Data records:
══════════

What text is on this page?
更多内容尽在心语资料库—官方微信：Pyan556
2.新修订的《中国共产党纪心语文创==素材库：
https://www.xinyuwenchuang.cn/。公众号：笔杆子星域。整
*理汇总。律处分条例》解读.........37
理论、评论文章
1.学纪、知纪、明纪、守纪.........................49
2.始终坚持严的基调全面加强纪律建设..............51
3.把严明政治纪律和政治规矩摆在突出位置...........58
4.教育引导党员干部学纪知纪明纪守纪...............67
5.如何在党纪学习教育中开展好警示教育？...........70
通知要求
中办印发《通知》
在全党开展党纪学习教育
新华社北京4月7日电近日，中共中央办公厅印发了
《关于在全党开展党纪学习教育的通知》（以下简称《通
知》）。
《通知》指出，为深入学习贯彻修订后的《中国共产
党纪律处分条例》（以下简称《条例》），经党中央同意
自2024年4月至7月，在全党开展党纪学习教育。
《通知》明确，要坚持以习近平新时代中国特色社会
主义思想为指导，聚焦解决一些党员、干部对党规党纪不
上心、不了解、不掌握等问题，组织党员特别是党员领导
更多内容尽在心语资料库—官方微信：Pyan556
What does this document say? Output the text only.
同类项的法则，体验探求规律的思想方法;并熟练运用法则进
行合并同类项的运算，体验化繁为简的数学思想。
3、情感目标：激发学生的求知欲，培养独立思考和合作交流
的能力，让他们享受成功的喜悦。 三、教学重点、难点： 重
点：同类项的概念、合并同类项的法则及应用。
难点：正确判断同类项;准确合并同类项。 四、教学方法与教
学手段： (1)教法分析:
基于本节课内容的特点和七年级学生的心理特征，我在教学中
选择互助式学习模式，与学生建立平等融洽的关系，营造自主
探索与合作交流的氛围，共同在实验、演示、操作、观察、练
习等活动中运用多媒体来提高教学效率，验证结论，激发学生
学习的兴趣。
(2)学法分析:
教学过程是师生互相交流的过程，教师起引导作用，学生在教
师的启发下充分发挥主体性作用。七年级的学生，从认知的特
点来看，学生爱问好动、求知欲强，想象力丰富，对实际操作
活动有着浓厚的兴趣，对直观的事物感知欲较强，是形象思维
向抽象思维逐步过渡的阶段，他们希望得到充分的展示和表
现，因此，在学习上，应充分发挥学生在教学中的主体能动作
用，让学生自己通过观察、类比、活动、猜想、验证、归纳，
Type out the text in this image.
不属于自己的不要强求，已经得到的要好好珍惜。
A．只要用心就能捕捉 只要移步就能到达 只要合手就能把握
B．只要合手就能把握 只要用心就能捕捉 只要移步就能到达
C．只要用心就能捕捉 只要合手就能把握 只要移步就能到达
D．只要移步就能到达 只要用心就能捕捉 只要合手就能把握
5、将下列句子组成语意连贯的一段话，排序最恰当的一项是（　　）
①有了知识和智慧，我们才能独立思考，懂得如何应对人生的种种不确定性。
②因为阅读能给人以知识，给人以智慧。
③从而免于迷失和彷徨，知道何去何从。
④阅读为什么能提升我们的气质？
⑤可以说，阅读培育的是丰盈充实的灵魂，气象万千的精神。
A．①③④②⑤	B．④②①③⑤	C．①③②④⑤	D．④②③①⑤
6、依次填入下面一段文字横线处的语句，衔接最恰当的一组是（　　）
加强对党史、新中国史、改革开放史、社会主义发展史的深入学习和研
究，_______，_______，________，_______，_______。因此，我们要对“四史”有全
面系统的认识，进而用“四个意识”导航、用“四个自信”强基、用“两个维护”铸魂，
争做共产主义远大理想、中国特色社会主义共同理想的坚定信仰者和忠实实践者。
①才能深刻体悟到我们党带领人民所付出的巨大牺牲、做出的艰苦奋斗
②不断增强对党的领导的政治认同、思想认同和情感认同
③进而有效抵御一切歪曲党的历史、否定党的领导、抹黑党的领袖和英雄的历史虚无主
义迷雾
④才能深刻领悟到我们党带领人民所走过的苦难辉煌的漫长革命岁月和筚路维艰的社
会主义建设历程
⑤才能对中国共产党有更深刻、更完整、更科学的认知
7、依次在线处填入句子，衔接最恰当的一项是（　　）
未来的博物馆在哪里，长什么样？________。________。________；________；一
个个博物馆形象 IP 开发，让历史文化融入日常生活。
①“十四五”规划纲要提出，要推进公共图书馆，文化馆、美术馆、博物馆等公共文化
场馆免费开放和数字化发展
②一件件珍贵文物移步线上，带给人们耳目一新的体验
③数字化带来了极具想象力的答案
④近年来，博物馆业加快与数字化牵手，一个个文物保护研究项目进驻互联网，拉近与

══════════

Direction: Locate "Type out the text in this image." in the material, then quote the line that contains it and all lines after it through the final one.

Response below:
Type out the text in this image.
不属于自己的不要强求，已经得到的要好好珍惜。
A．只要用心就能捕捉 只要移步就能到达 只要合手就能把握
B．只要合手就能把握 只要用心就能捕捉 只要移步就能到达
C．只要用心就能捕捉 只要合手就能把握 只要移步就能到达
D．只要移步就能到达 只要用心就能捕捉 只要合手就能把握
5、将下列句子组成语意连贯的一段话，排序最恰当的一项是（　　）
①有了知识和智慧，我们才能独立思考，懂得如何应对人生的种种不确定性。
②因为阅读能给人以知识，给人以智慧。
③从而免于迷失和彷徨，知道何去何从。
④阅读为什么能提升我们的气质？
⑤可以说，阅读培育的是丰盈充实的灵魂，气象万千的精神。
A．①③④②⑤	B．④②①③⑤	C．①③②④⑤	D．④②③①⑤
6、依次填入下面一段文字横线处的语句，衔接最恰当的一组是（　　）
加强对党史、新中国史、改革开放史、社会主义发展史的深入学习和研
究，_______，_______，________，_______，_______。因此，我们要对“四史”有全
面系统的认识，进而用“四个意识”导航、用“四个自信”强基、用“两个维护”铸魂，
争做共产主义远大理想、中国特色社会主义共同理想的坚定信仰者和忠实实践者。
①才能深刻体悟到我们党带领人民所付出的巨大牺牲、做出的艰苦奋斗
②不断增强对党的领导的政治认同、思想认同和情感认同
③进而有效抵御一切歪曲党的历史、否定党的领导、抹黑党的领袖和英雄的历史虚无主
义迷雾
④才能深刻领悟到我们党带领人民所走过的苦难辉煌的漫长革命岁月和筚路维艰的社
会主义建设历程
⑤才能对中国共产党有更深刻、更完整、更科学的认知
7、依次在线处填入句子，衔接最恰当的一项是（　　）
未来的博物馆在哪里，长什么样？________。________。________；________；一
个个博物馆形象 IP 开发，让历史文化融入日常生活。
①“十四五”规划纲要提出，要推进公共图书馆，文化馆、美术馆、博物馆等公共文化
场馆免费开放和数字化发展
②一件件珍贵文物移步线上，带给人们耳目一新的体验
③数字化带来了极具想象力的答案
④近年来，博物馆业加快与数字化牵手，一个个文物保护研究项目进驻互联网，拉近与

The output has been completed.